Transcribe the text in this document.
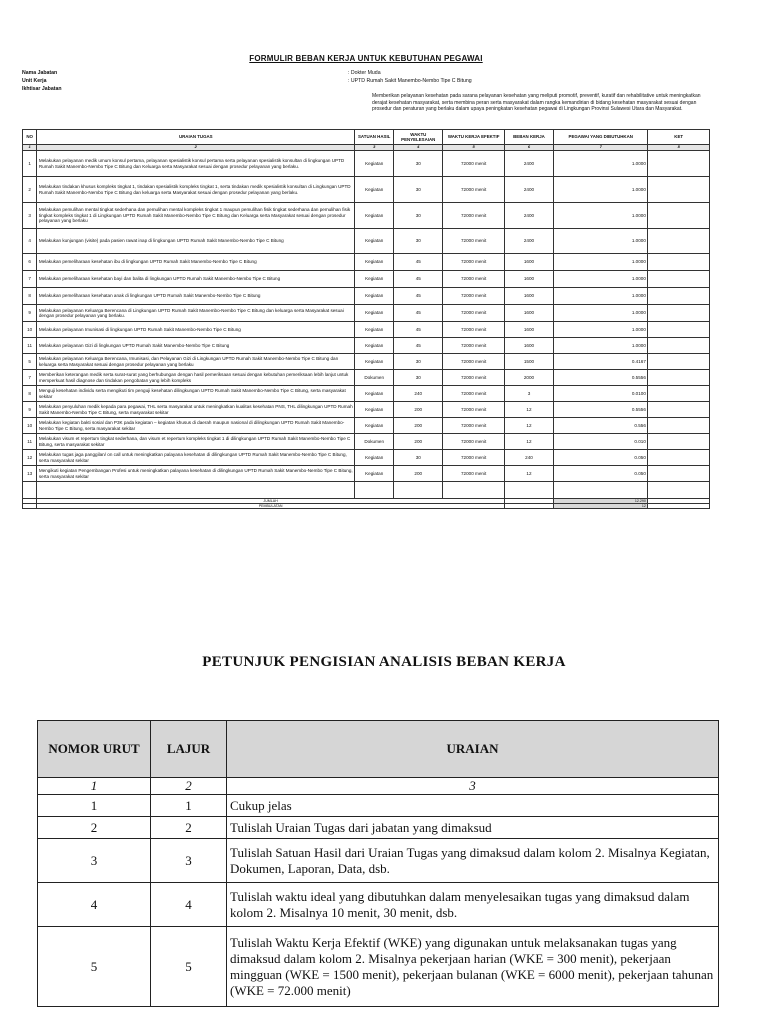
FORMULIR BEBAN KERJA UNTUK KEBUTUHAN PEGAWAI
Nama Jabatan	: Dokter Muda
Unit Kerja	: UPTD Rumah Sakit Manembo-Nembo Tipe C Bitung
Ikhtisar Jabatan
Memberikan pelayanan kesehatan pada sarana pelayanan kesehatan yang meliputi promotif, preventif, kuratif dan rehabilitative untuk meningkatkan derajat kesehatan masyarakat, serta membina peran serta masyarakat dalam rangka kemandirian di bidang kesehatan masyarakat sesuai dengan prosedur dan peraturan yang berlaku dalam upaya peningkatan kesehatan pegawai di Lingkungan Provinsi Sulawesi Utara dan Masyarakat.
NO	URAIAN TUGAS	SATUAN HASIL	WAKTU PENYELESAIAN	WAKTU KERJA EFEKTIF	BEBAN KERJA	PEGAWAI YANG DIBUTUHKAN	KET
1	2	3	4	5	6	7	8
1	Melakukan pelayanan medik umum konsul pertama, pelayanan spesialistik konsul pertama serta pelayanan spesialistik konsultan di lingkungan UPTD Rumah Sakit Manembo-Nembo Tipe C Bitung dan Keluarga serta Masyarakat sesuai dengan prosedur pelayanan yang berlaku.	Kegiatan	30	72000 menit	2400	1.0000	
2	Melakukan tindakan khusus kompleks tingkat 1, tindakan spesialistik kompleks tingkat 1, serta tindakan medik spesialistik konsultan di Lingkungan UPTD Rumah Sakit Manembo-Nembo Tipe C Bitung dan keluarga serta Masyarakat sesuai dengan prosedur pelayanan yang berlaku.	Kegiatan	30	72000 menit	2400	1.0000	
3	Melakukan pemulihan mental tingkat sederhana dan pemulihan mental kompleks tingkat 1 maupun pemulihan fisik tingkat sederhana dan pemulihan fisik tingkat kompleks tingkat 1 di Lingkungan UPTD Rumah Sakit Manembo-Nembo Tipe C Bitung dan Keluarga serta Masyarakat sesuai dengan prosedur pelayanan yang berlaku	Kegiatan	30	72000 menit	2400	1.0000	
4	Melakukan kunjungan (visite) pada pasien rawat inap di lingkungan UPTD Rumah Sakit Manembo-Nembo Tipe C Bitung	Kegiatan	30	72000 menit	2400	1.0000	
6	Melakukan pemeliharaan kesehatan ibu di lingkungan UPTD Rumah Sakit Manembo-Nembo Tipe C Bitung	Kegiatan	45	72000 menit	1600	1.0000	
7	Melakukan pemeliharaan kesehatan bayi dan balita di lingkungan UPTD Rumah Sakit Manembo-Nembo Tipe C Bitung	Kegiatan	45	72000 menit	1600	1.0000	
8	Melakukan pemeliharaan kesehatan anak di lingkungan UPTD Rumah Sakit Manembo-Nembo Tipe C Bitung	Kegiatan	45	72000 menit	1600	1.0000	
9	Melakukan pelayanan Keluarga Berencana di Lingkungan UPTD Rumah Sakit Manembo-Nembo Tipe C Bitung dan keluarga serta Masyarakat sesuai dengan prosedur pelayanan yang berlaku.	Kegiatan	45	72000 menit	1600	1.0000	
10	Melakukan pelayanan Imunisasi di lingkungan UPTD Rumah Sakit Manembo-Nembo Tipe C Bitung	Kegiatan	45	72000 menit	1600	1.0000	
11	Melakukan pelayanan Gizi di lingkungan UPTD Rumah Sakit Manembo-Nembo Tipe C Bitung	Kegiatan	45	72000 menit	1600	1.0000	
5	Melakukan pelayanan Keluarga Berencana, Imunisasi, dan Pelayanan Gizi di Lingkungan UPTD Rumah Sakit Manembo-Nembo Tipe C Bitung dan keluarga serta Masyarakat sesuai dengan prosedur pelayanan yang berlaku	Kegiatan	30	72000 menit	1500	0.4167	
7	Memberikan keterangan medik serta surat-surat yang berhubungan dengan hasil pemeriksaan sesuai dengan kebutuhan pemeriksaan lebih lanjut untuk memperkuat hasil diagnose dan tindakan pengobatan yang lebih kompleks	Dokumen	30	72000 menit	2000	0.5556	
8	Menguji kesehatan individu serta mengikuti tim penguji kesehatan dilingkungan UPTD Rumah Sakit Manembo-Nembo Tipe C Bitung, serta masyarakat sekitar	Kegiatan	240	72000 menit	3	0.0100	
9	Melakukan penyuluhan medik kepada para pegawai, THL serta masyarakat untuk meningkatkan kualitas kesehatan PNS, THL dilingkungan UPTD Rumah Sakit Manembo-Nembo Tipe C Bitung, serta masyarakat sekitar	Kegiatan	200	72000 menit	12	0.5556	
10	Melakukan kegiatan bakti sosial dan P3K pada kegiatan – kegiatan khusus di daerah maupun nasional di dilingkungan UPTD Rumah Sakit Manembo-Nembo Tipe C Bitung, serta masyarakat sekitar	Kegiatan	200	72000 menit	12	0.556	
11	Melakukan visum et repertum tingkat sederhana, dan visum et repertum kompleks tingkat 1 di dilingkungan UPTD Rumah Sakit Manembo-Nembo Tipe C Bitung, serta masyarakat sekitar	Dokumen	200	72000 menit	12	0.010	
12	Melakukan tugas jaga panggilan/ on call untuk meningkatkan palayana kesehatan di dilingkungan UPTD Rumah Sakit Manembo-Nembo Tipe C Bitung, serta masyarakat sekitar	Kegiatan	30	72000 menit	240	0.050	
13	Mengikuti kegiatan Pengembangan Profesi untuk meningkatkan palayana kesehatan di dilingkungan UPTD Rumah Sakit Manembo-Nembo Tipe C Bitung, serta masyarakat sekitar	Kegiatan	200	72000 menit	12	0.050	

	JUMLAH					12.290	
	PEMBULATAN					12	
PETUNJUK PENGISIAN ANALISIS BEBAN KERJA
NOMOR URUT	LAJUR	URAIAN
1	2	3
1	1	Cukup jelas
2	2	Tulislah Uraian Tugas dari jabatan yang dimaksud
3	3	Tulislah Satuan Hasil dari Uraian Tugas yang dimaksud dalam kolom 2. Misalnya Kegiatan, Dokumen, Laporan, Data, dsb.
4	4	Tulislah waktu ideal yang dibutuhkan dalam menyelesaikan tugas yang dimaksud dalam kolom 2. Misalnya 10 menit, 30 menit, dsb.
5	5	Tulislah Waktu Kerja Efektif (WKE) yang digunakan untuk melaksanakan tugas yang dimaksud dalam kolom 2. Misalnya pekerjaan harian (WKE = 300 menit), pekerjaan mingguan (WKE = 1500 menit), pekerjaan bulanan (WKE = 6000 menit), pekerjaan tahunan (WKE = 72.000 menit)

__AIM__:
Copy each line of the records containing the string "dalam".

__TASK SOLUTION__:
Memberikan pelayanan kesehatan pada sarana pelayanan kesehatan yang meliputi promotif, preventif, kuratif dan rehabilitative untuk meningkatkan derajat kesehatan masyarakat, serta membina peran serta masyarakat dalam rangka kemandirian di bidang kesehatan masyarakat sesuai dengan prosedur dan peraturan yang berlaku dalam upaya peningkatan kesehatan pegawai di Lingkungan Provinsi Sulawesi Utara dan Masyarakat.
3	3	Tulislah Satuan Hasil dari Uraian Tugas yang dimaksud dalam kolom 2. Misalnya Kegiatan, Dokumen, Laporan, Data, dsb.
4	4	Tulislah waktu ideal yang dibutuhkan dalam menyelesaikan tugas yang dimaksud dalam kolom 2. Misalnya 10 menit, 30 menit, dsb.
5	5	Tulislah Waktu Kerja Efektif (WKE) yang digunakan untuk melaksanakan tugas yang dimaksud dalam kolom 2. Misalnya pekerjaan harian (WKE = 300 menit), pekerjaan mingguan (WKE = 1500 menit), pekerjaan bulanan (WKE = 6000 menit), pekerjaan tahunan (WKE = 72.000 menit)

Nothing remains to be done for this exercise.